→ Task requirements
Locate all lines with the word "Expos". Copy them.

→ Part of a data file
■ ■ ■ ■

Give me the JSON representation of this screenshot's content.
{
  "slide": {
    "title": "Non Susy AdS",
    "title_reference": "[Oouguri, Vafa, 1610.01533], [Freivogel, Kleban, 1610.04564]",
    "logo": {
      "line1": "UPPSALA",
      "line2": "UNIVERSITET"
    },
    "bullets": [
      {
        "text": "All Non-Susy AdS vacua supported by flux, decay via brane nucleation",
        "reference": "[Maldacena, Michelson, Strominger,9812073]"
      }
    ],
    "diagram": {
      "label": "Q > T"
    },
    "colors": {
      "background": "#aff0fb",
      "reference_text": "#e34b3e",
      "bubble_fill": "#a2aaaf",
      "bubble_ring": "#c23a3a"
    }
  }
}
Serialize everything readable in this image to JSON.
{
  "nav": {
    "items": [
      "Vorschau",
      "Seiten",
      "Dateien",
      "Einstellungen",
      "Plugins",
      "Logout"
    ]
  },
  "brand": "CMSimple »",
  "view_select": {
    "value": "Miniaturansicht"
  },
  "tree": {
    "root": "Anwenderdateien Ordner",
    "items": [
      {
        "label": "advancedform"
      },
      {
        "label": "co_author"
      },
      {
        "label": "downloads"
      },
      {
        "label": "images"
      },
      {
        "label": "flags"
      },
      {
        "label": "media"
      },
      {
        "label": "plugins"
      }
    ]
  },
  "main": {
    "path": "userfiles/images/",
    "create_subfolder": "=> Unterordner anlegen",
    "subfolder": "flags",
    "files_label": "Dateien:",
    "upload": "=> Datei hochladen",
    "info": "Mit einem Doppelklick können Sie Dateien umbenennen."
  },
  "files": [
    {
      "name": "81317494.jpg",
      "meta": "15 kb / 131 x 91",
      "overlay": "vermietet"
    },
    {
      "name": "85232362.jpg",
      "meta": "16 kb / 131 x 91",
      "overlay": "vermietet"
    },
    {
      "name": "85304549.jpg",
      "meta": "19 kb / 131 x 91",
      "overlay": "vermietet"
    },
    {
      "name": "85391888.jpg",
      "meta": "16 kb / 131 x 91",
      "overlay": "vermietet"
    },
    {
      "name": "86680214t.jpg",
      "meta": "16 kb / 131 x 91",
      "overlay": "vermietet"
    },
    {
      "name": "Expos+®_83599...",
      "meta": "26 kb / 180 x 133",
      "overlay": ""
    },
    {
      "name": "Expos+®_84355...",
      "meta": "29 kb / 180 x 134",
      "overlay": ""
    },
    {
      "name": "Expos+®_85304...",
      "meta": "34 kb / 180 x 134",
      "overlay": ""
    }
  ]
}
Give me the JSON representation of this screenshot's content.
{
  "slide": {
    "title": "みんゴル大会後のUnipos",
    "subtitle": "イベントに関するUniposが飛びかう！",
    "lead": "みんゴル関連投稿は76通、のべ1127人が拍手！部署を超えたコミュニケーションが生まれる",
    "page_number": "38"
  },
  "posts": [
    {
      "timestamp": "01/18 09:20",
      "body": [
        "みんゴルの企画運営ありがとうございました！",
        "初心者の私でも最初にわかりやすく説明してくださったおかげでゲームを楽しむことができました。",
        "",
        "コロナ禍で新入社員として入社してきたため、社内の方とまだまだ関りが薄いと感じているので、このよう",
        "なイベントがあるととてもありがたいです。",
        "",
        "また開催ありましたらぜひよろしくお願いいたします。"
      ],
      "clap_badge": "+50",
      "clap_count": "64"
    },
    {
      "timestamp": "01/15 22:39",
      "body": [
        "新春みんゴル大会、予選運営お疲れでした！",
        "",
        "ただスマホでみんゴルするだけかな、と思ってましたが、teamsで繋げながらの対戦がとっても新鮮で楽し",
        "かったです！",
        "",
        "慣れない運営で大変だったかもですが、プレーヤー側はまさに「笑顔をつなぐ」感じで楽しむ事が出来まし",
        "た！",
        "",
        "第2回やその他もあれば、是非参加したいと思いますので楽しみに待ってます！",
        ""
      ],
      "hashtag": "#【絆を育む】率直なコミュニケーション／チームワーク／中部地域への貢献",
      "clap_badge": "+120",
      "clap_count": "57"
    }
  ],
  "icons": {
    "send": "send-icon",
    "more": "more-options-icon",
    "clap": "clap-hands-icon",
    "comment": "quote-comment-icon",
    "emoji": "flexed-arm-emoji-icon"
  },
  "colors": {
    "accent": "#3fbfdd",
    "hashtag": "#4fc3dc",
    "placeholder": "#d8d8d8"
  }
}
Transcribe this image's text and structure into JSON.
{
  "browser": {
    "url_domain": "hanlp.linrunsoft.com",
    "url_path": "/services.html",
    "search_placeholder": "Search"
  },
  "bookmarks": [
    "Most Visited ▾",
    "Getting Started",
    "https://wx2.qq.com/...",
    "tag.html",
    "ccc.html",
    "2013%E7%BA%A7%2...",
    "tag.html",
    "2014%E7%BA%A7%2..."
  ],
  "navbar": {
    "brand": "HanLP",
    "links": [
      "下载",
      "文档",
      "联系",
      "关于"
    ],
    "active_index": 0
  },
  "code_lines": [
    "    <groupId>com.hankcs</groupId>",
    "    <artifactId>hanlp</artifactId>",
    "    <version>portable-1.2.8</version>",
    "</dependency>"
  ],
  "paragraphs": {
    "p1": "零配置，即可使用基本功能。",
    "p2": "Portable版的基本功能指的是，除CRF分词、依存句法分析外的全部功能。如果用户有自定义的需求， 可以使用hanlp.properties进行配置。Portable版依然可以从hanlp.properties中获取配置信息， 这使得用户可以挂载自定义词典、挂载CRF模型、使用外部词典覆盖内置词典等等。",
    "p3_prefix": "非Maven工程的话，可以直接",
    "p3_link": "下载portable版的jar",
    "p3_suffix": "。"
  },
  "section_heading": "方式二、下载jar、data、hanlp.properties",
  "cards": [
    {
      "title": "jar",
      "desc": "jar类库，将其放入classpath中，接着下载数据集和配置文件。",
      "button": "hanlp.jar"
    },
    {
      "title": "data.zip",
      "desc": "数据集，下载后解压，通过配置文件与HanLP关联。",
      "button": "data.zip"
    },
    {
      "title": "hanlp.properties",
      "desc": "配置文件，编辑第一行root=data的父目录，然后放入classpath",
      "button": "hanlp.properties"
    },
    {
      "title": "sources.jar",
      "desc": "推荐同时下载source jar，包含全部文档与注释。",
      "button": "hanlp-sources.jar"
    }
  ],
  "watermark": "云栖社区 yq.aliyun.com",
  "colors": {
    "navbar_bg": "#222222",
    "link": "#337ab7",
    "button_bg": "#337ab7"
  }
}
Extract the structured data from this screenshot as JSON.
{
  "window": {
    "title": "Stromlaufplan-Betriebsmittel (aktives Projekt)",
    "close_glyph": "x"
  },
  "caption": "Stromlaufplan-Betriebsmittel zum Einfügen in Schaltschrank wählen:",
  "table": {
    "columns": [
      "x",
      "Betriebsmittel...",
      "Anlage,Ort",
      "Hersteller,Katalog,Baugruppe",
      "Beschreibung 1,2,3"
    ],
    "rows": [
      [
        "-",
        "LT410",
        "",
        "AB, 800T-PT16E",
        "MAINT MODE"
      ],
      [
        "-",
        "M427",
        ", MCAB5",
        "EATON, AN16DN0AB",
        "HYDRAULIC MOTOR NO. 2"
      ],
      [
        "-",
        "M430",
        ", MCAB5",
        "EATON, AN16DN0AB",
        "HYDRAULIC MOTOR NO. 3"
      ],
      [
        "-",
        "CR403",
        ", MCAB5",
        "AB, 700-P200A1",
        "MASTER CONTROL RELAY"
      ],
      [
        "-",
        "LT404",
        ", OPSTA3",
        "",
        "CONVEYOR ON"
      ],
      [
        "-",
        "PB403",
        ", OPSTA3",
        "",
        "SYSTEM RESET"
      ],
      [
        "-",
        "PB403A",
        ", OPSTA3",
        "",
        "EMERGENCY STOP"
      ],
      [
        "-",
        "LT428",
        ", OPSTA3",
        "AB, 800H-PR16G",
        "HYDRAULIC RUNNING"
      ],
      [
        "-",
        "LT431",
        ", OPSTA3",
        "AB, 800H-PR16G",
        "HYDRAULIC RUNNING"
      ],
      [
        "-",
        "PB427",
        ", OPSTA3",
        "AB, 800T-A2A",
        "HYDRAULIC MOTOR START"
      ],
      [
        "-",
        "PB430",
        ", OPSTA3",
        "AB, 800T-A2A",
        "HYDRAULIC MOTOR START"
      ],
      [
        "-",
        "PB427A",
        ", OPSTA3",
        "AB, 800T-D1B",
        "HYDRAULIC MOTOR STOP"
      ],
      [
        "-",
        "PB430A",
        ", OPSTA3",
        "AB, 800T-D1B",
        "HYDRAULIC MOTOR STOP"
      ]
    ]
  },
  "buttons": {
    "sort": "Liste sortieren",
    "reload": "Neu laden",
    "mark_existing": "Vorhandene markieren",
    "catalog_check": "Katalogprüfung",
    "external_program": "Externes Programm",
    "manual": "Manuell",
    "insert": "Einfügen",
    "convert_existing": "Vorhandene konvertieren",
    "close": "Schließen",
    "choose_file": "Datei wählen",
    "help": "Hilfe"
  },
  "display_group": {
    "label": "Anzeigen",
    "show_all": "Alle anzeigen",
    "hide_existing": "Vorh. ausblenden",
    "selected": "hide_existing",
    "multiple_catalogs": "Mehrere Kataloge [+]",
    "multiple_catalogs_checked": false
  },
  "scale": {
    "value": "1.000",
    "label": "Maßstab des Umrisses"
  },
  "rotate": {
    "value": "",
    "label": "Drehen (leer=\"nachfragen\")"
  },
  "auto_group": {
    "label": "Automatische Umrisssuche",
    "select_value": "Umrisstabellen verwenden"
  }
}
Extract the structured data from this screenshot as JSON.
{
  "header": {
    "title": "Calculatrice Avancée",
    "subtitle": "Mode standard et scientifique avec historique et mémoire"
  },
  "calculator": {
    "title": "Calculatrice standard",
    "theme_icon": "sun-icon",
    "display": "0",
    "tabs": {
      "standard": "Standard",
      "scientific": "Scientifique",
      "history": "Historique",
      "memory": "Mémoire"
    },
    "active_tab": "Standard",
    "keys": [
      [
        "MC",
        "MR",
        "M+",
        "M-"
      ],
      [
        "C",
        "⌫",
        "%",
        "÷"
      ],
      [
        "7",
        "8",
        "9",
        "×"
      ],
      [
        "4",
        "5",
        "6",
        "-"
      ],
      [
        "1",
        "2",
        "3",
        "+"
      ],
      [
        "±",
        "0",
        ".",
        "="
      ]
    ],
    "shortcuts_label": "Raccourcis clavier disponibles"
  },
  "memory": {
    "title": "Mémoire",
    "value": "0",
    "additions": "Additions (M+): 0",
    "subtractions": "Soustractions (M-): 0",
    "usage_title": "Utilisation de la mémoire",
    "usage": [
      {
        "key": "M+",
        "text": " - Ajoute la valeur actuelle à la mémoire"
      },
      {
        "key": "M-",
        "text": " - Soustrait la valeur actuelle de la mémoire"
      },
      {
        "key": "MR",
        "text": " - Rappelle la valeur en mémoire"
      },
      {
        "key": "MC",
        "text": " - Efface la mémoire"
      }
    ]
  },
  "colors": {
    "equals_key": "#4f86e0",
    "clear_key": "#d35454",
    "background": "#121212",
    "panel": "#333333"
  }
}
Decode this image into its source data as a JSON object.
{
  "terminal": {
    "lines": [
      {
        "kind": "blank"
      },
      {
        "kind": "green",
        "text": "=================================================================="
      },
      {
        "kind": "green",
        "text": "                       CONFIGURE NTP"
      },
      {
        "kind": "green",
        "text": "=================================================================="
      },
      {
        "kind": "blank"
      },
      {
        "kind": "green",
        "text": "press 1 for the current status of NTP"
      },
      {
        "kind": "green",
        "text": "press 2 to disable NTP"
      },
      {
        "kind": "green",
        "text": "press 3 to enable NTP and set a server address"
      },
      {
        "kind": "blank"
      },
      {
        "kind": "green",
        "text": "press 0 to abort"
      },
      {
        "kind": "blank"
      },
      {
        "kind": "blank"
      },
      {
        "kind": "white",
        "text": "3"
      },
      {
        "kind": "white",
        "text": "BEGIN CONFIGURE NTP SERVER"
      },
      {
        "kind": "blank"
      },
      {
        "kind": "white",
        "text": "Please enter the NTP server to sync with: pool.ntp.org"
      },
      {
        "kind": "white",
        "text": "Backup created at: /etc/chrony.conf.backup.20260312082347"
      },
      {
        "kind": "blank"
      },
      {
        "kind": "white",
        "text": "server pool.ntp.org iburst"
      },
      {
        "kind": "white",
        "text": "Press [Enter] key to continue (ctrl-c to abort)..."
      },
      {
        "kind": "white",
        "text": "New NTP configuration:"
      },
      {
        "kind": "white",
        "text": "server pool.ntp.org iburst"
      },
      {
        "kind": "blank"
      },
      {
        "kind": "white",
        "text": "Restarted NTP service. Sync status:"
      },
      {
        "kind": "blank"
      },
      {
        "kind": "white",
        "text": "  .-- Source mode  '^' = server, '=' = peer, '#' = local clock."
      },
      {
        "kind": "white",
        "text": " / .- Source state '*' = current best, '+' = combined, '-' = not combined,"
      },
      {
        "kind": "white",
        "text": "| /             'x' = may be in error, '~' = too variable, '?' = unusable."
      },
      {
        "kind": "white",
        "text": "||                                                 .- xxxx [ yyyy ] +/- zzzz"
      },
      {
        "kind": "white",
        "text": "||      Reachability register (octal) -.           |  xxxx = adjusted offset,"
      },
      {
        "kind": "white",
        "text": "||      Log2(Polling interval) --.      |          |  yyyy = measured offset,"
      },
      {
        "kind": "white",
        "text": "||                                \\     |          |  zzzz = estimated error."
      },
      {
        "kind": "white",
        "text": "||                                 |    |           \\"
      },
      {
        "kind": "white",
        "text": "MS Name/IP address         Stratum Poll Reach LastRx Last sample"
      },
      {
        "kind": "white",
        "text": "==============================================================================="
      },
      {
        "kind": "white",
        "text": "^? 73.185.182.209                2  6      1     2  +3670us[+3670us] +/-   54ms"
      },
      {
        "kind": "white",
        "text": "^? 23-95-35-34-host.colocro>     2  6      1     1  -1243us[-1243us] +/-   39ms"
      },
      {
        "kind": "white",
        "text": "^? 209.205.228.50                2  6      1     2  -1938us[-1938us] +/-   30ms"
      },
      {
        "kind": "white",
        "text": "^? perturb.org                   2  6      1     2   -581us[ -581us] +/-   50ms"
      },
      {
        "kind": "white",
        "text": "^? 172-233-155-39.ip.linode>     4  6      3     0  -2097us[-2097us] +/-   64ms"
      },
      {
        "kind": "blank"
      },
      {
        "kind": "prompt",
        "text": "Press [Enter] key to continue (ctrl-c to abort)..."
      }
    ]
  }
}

■ ■ ■ ■

→ Final answer
      "name": "Expos+®_83599...",
      "name": "Expos+®_84355...",
      "name": "Expos+®_85304...",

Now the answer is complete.